--- Instruction ---
An exact copy of the records is required, minus the pictures they hold.

--- Input for this task ---

-*-

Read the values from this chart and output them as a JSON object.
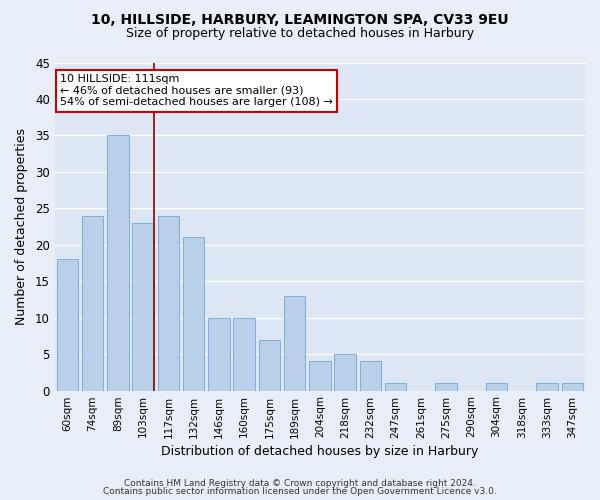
{
  "title1": "10, HILLSIDE, HARBURY, LEAMINGTON SPA, CV33 9EU",
  "title2": "Size of property relative to detached houses in Harbury",
  "xlabel": "Distribution of detached houses by size in Harbury",
  "ylabel": "Number of detached properties",
  "categories": [
    "60sqm",
    "74sqm",
    "89sqm",
    "103sqm",
    "117sqm",
    "132sqm",
    "146sqm",
    "160sqm",
    "175sqm",
    "189sqm",
    "204sqm",
    "218sqm",
    "232sqm",
    "247sqm",
    "261sqm",
    "275sqm",
    "290sqm",
    "304sqm",
    "318sqm",
    "333sqm",
    "347sqm"
  ],
  "values": [
    18,
    24,
    35,
    23,
    24,
    21,
    10,
    10,
    7,
    13,
    4,
    5,
    4,
    1,
    0,
    1,
    0,
    1,
    0,
    1,
    1
  ],
  "bar_color": "#b8d0ea",
  "bar_edge_color": "#7aafd4",
  "vline_color": "#8b0000",
  "vline_x": 3.45,
  "ylim": [
    0,
    45
  ],
  "yticks": [
    0,
    5,
    10,
    15,
    20,
    25,
    30,
    35,
    40,
    45
  ],
  "background_color": "#dce6f5",
  "fig_background_color": "#e8eef8",
  "grid_color": "#ffffff",
  "annotation_line1": "10 HILLSIDE: 111sqm",
  "annotation_line2": "← 46% of detached houses are smaller (93)",
  "annotation_line3": "54% of semi-detached houses are larger (108) →",
  "annotation_box_color": "#ffffff",
  "annotation_box_edge": "#cc0000",
  "footer1": "Contains HM Land Registry data © Crown copyright and database right 2024.",
  "footer2": "Contains public sector information licensed under the Open Government Licence v3.0."
}
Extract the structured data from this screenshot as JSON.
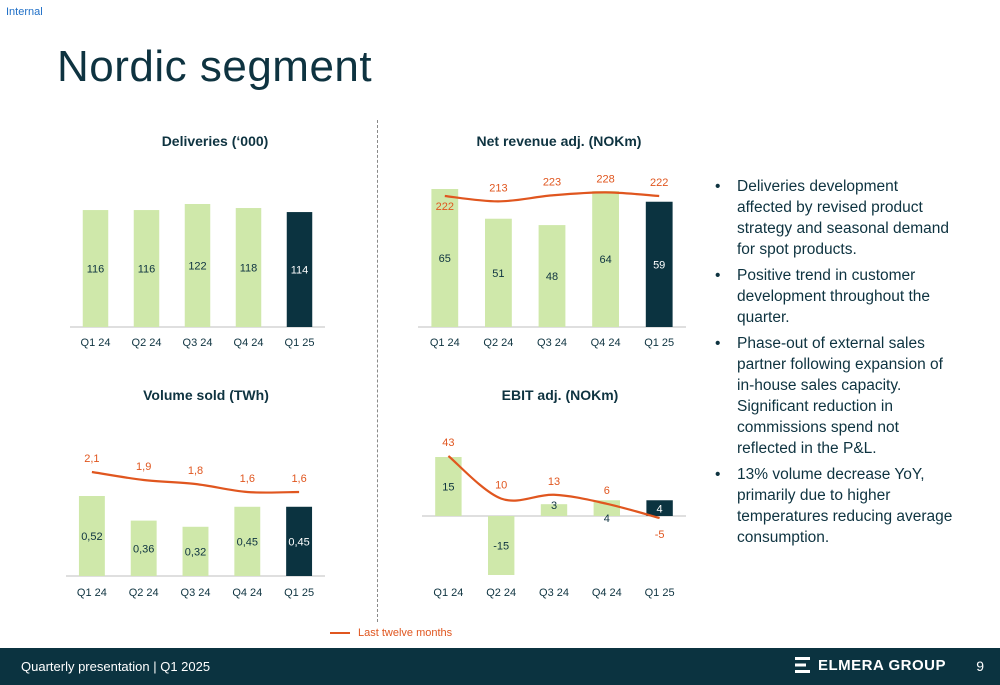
{
  "header": {
    "tag": "Internal",
    "title": "Nordic segment"
  },
  "colors": {
    "bar": "#cfe8aa",
    "bar_current": "#0b3340",
    "line": "#e0561f",
    "text": "#0e3340"
  },
  "legend": {
    "label": "Last twelve months"
  },
  "bullets": [
    "Deliveries development affected by revised product strategy and seasonal demand for spot products.",
    "Positive trend in customer development throughout the quarter.",
    "Phase-out of external sales partner following expansion of in-house sales capacity. Significant reduction in commissions spend not reflected in the P&L.",
    "13% volume decrease YoY, primarily due to higher temperatures reducing average consumption."
  ],
  "footer": {
    "left_text": "Quarterly presentation | Q1 2025",
    "brand": "ELMERA GROUP",
    "page": "9"
  },
  "chart_data": [
    {
      "type": "bar",
      "title": "Deliveries (‘000)",
      "categories": [
        "Q1 24",
        "Q2 24",
        "Q3 24",
        "Q4 24",
        "Q1 25"
      ],
      "series": [
        {
          "values": [
            116,
            116,
            122,
            118,
            114
          ],
          "labels": [
            "116",
            "116",
            "122",
            "118",
            "114"
          ]
        }
      ]
    },
    {
      "type": "bar",
      "title": "Net revenue adj. (NOKm)",
      "categories": [
        "Q1 24",
        "Q2 24",
        "Q3 24",
        "Q4 24",
        "Q1 25"
      ],
      "series": [
        {
          "values": [
            65,
            51,
            48,
            64,
            59
          ],
          "labels": [
            "65",
            "51",
            "48",
            "64",
            "59"
          ]
        },
        {
          "name": "Last twelve months",
          "type": "line",
          "values": [
            222,
            213,
            223,
            228,
            222
          ],
          "labels": [
            "222",
            "213",
            "223",
            "228",
            "222"
          ]
        }
      ]
    },
    {
      "type": "bar",
      "title": "Volume sold (TWh)",
      "categories": [
        "Q1 24",
        "Q2 24",
        "Q3 24",
        "Q4 24",
        "Q1 25"
      ],
      "series": [
        {
          "values": [
            0.52,
            0.36,
            0.32,
            0.45,
            0.45
          ],
          "labels": [
            "0,52",
            "0,36",
            "0,32",
            "0,45",
            "0,45"
          ]
        },
        {
          "name": "Last twelve months",
          "type": "line",
          "values": [
            2.1,
            1.9,
            1.8,
            1.6,
            1.6
          ],
          "labels": [
            "2,1",
            "1,9",
            "1,8",
            "1,6",
            "1,6"
          ]
        }
      ]
    },
    {
      "type": "bar",
      "title": "EBIT adj. (NOKm)",
      "categories": [
        "Q1 24",
        "Q2 24",
        "Q3 24",
        "Q4 24",
        "Q1 25"
      ],
      "series": [
        {
          "values": [
            15,
            -15,
            3,
            4,
            4
          ],
          "labels": [
            "15",
            "-15",
            "3",
            "4",
            "4"
          ]
        },
        {
          "name": "Last twelve months",
          "type": "line",
          "values": [
            43,
            10,
            13,
            6,
            -5
          ],
          "labels": [
            "43",
            "10",
            "13",
            "6",
            "-5"
          ]
        }
      ]
    }
  ]
}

-*-

--- Answer to this exercise ---
Read the values from this chart and output them as a JSON object.
{
  "title1": "10, HILLSIDE, HARBURY, LEAMINGTON SPA, CV33 9EU",
  "title2": "Size of property relative to detached houses in Harbury",
  "xlabel": "Distribution of detached houses by size in Harbury",
  "ylabel": "Number of detached properties",
  "categories": [
    "60sqm",
    "74sqm",
    "89sqm",
    "103sqm",
    "117sqm",
    "132sqm",
    "146sqm",
    "160sqm",
    "175sqm",
    "189sqm",
    "204sqm",
    "218sqm",
    "232sqm",
    "247sqm",
    "261sqm",
    "275sqm",
    "290sqm",
    "304sqm",
    "318sqm",
    "333sqm",
    "347sqm"
  ],
  "values": [
    18,
    24,
    35,
    23,
    24,
    21,
    10,
    10,
    7,
    13,
    4,
    5,
    4,
    1,
    0,
    1,
    0,
    1,
    0,
    1,
    1
  ],
  "bar_color": "#b8d0ea",
  "bar_edge_color": "#7aafd4",
  "vline_color": "#8b0000",
  "vline_x": 3.45,
  "ylim": [
    0,
    45
  ],
  "yticks": [
    0,
    5,
    10,
    15,
    20,
    25,
    30,
    35,
    40,
    45
  ],
  "background_color": "#dce6f5",
  "fig_background_color": "#e8eef8",
  "grid_color": "#ffffff",
  "annotation_line1": "10 HILLSIDE: 111sqm",
  "annotation_line2": "← 46% of detached houses are smaller (93)",
  "annotation_line3": "54% of semi-detached houses are larger (108) →",
  "annotation_box_color": "#ffffff",
  "annotation_box_edge": "#cc0000",
  "footer1": "Contains HM Land Registry data © Crown copyright and database right 2024.",
  "footer2": "Contains public sector information licensed under the Open Government Licence v3.0."
}
Extract the structured data from this screenshot as JSON.
{
  "header": {
    "tag": "Internal",
    "title": "Nordic segment"
  },
  "colors": {
    "bar": "#cfe8aa",
    "bar_current": "#0b3340",
    "line": "#e0561f",
    "text": "#0e3340"
  },
  "legend": {
    "label": "Last twelve months"
  },
  "bullets": [
    "Deliveries development affected by revised product strategy and seasonal demand for spot products.",
    "Positive trend in customer development throughout the quarter.",
    "Phase-out of external sales partner following expansion of in-house sales capacity. Significant reduction in commissions spend not reflected in the P&L.",
    "13% volume decrease YoY, primarily due to higher temperatures reducing average consumption."
  ],
  "footer": {
    "left_text": "Quarterly presentation | Q1 2025",
    "brand": "ELMERA GROUP",
    "page": "9"
  },
  "chart_data": [
    {
      "type": "bar",
      "title": "Deliveries (‘000)",
      "categories": [
        "Q1 24",
        "Q2 24",
        "Q3 24",
        "Q4 24",
        "Q1 25"
      ],
      "series": [
        {
          "values": [
            116,
            116,
            122,
            118,
            114
          ],
          "labels": [
            "116",
            "116",
            "122",
            "118",
            "114"
          ]
        }
      ]
    },
    {
      "type": "bar",
      "title": "Net revenue adj. (NOKm)",
      "categories": [
        "Q1 24",
        "Q2 24",
        "Q3 24",
        "Q4 24",
        "Q1 25"
      ],
      "series": [
        {
          "values": [
            65,
            51,
            48,
            64,
            59
          ],
          "labels": [
            "65",
            "51",
            "48",
            "64",
            "59"
          ]
        },
        {
          "name": "Last twelve months",
          "type": "line",
          "values": [
            222,
            213,
            223,
            228,
            222
          ],
          "labels": [
            "222",
            "213",
            "223",
            "228",
            "222"
          ]
        }
      ]
    },
    {
      "type": "bar",
      "title": "Volume sold (TWh)",
      "categories": [
        "Q1 24",
        "Q2 24",
        "Q3 24",
        "Q4 24",
        "Q1 25"
      ],
      "series": [
        {
          "values": [
            0.52,
            0.36,
            0.32,
            0.45,
            0.45
          ],
          "labels": [
            "0,52",
            "0,36",
            "0,32",
            "0,45",
            "0,45"
          ]
        },
        {
          "name": "Last twelve months",
          "type": "line",
          "values": [
            2.1,
            1.9,
            1.8,
            1.6,
            1.6
          ],
          "labels": [
            "2,1",
            "1,9",
            "1,8",
            "1,6",
            "1,6"
          ]
        }
      ]
    },
    {
      "type": "bar",
      "title": "EBIT adj. (NOKm)",
      "categories": [
        "Q1 24",
        "Q2 24",
        "Q3 24",
        "Q4 24",
        "Q1 25"
      ],
      "series": [
        {
          "values": [
            15,
            -15,
            3,
            4,
            4
          ],
          "labels": [
            "15",
            "-15",
            "3",
            "4",
            "4"
          ]
        },
        {
          "name": "Last twelve months",
          "type": "line",
          "values": [
            43,
            10,
            13,
            6,
            -5
          ],
          "labels": [
            "43",
            "10",
            "13",
            "6",
            "-5"
          ]
        }
      ]
    }
  ]
}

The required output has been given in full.